### [Records provided]
## begin

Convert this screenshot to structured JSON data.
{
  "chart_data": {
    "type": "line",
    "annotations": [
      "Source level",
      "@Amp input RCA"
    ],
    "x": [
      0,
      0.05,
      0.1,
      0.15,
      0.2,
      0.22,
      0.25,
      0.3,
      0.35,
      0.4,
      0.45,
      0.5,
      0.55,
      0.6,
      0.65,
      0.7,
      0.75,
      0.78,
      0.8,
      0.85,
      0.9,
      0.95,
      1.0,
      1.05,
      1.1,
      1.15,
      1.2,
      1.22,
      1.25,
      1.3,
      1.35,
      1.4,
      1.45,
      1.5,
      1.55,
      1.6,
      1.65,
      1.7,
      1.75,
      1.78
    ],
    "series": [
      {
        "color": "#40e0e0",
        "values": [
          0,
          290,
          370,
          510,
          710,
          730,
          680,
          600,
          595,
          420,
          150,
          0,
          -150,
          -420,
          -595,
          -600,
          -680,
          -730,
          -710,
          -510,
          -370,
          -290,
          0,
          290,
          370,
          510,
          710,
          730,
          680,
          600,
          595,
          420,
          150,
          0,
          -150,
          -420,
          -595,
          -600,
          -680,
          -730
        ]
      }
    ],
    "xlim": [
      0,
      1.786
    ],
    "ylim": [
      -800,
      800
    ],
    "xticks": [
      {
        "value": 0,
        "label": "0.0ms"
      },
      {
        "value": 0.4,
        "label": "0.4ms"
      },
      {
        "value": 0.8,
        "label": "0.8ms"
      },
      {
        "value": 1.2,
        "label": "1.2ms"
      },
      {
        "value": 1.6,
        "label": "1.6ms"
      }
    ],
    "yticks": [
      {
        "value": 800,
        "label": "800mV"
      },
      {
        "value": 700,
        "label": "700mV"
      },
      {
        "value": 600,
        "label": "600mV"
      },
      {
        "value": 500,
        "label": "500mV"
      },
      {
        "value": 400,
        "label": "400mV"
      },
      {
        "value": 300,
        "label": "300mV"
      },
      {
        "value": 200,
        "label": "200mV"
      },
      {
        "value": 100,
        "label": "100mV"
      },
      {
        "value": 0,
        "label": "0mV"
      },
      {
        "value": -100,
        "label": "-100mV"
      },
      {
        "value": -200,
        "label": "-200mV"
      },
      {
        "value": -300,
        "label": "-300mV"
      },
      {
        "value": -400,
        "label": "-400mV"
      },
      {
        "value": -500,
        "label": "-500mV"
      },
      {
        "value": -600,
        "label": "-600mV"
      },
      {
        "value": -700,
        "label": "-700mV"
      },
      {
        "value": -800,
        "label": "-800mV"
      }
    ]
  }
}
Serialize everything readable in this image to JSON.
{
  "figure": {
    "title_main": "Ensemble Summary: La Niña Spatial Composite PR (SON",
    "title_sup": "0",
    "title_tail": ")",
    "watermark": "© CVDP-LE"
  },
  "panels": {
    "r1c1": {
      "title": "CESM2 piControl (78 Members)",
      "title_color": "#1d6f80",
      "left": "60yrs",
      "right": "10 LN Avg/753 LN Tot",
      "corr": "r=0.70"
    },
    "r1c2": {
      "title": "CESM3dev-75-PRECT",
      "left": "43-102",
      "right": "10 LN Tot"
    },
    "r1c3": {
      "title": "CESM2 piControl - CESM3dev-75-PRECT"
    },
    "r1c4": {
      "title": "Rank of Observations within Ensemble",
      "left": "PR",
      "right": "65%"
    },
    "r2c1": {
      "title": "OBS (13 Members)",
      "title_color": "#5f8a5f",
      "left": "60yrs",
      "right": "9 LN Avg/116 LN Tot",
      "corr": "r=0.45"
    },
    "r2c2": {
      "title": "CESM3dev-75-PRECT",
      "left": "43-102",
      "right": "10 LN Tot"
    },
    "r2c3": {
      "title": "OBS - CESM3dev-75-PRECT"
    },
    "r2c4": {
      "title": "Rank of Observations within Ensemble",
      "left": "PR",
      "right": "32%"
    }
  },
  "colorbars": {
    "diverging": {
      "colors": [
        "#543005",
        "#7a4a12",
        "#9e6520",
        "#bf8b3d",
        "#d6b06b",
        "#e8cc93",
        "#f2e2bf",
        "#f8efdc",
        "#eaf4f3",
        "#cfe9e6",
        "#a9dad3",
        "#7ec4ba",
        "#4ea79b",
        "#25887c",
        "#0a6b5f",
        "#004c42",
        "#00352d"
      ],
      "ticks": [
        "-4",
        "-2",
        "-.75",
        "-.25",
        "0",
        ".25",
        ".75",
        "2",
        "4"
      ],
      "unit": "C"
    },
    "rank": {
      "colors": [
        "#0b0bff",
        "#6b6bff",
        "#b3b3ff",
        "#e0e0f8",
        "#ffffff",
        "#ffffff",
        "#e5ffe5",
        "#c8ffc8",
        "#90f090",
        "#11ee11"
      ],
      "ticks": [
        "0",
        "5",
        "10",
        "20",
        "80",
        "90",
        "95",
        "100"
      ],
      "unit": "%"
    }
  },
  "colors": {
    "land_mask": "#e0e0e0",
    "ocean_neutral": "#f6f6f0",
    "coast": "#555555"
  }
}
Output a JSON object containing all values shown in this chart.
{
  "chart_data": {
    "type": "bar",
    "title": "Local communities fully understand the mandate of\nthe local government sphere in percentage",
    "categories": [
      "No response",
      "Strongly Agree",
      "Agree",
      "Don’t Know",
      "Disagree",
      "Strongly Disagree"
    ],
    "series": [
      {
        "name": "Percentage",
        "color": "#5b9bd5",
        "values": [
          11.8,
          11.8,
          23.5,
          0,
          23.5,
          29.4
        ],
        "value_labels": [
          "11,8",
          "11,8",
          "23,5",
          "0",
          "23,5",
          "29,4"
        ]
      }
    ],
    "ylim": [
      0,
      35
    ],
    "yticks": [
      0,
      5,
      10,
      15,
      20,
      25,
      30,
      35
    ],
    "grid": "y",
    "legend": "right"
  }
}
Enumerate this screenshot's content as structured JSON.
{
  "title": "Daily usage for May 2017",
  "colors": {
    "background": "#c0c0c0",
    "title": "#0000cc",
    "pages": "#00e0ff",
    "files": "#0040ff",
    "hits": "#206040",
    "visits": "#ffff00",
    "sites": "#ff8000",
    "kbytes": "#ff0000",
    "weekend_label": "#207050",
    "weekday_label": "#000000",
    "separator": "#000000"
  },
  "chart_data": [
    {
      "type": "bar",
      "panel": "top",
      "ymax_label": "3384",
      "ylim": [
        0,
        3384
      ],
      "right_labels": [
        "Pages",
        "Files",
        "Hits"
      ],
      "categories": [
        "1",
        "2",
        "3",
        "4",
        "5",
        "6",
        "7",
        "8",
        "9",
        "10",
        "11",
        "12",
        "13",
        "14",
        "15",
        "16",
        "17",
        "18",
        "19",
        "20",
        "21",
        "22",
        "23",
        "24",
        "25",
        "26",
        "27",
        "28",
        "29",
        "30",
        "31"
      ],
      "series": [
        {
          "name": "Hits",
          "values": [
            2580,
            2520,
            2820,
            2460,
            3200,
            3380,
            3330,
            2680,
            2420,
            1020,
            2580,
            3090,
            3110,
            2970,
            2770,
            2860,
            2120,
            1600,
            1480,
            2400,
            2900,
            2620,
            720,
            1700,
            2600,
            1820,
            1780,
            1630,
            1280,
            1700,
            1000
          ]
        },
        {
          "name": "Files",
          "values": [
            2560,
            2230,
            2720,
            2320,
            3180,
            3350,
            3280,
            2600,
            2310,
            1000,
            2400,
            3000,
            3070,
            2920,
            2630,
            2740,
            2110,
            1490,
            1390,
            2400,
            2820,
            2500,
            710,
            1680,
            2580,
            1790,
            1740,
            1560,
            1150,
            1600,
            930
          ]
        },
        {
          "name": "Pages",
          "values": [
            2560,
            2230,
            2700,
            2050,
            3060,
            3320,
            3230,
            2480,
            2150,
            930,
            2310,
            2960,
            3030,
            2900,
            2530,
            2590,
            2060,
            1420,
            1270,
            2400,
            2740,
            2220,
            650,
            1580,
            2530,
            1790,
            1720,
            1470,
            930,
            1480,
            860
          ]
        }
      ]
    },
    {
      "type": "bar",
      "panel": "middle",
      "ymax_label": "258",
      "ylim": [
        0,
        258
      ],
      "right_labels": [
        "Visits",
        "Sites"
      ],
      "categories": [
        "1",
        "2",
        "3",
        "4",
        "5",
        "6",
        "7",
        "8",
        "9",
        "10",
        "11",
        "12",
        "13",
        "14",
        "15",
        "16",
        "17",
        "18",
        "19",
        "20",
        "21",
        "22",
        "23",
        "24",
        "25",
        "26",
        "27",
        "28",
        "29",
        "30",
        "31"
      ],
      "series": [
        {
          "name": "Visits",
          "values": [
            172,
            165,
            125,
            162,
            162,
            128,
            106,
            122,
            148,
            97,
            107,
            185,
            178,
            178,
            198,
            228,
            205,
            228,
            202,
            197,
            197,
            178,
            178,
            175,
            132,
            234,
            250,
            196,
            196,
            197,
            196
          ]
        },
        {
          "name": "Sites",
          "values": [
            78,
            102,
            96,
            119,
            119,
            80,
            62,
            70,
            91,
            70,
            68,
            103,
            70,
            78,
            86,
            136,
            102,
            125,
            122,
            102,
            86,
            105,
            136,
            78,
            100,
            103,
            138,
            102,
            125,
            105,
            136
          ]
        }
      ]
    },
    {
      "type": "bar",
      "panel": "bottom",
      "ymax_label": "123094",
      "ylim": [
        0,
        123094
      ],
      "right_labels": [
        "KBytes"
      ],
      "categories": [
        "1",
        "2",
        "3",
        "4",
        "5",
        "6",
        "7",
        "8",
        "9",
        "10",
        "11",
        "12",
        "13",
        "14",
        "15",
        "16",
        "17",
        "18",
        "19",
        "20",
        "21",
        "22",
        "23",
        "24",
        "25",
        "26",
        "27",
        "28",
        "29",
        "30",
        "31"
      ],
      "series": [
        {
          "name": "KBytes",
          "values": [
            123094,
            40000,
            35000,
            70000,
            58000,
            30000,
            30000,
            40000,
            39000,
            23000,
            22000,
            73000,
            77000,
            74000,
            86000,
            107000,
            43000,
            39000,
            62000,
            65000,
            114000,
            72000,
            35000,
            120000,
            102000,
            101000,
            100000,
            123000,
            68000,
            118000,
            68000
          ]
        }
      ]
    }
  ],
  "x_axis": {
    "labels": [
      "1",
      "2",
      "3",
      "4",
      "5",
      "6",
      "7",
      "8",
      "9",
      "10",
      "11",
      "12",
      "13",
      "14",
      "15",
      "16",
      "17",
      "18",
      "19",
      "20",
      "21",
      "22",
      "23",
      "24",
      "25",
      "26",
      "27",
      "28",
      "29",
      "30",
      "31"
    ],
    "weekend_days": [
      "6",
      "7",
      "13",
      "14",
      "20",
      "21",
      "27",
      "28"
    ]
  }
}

## end

### [Problem description]
Among the lines of the data above, count those holding "structured" and state only the number.

### [Solution to the problem]
2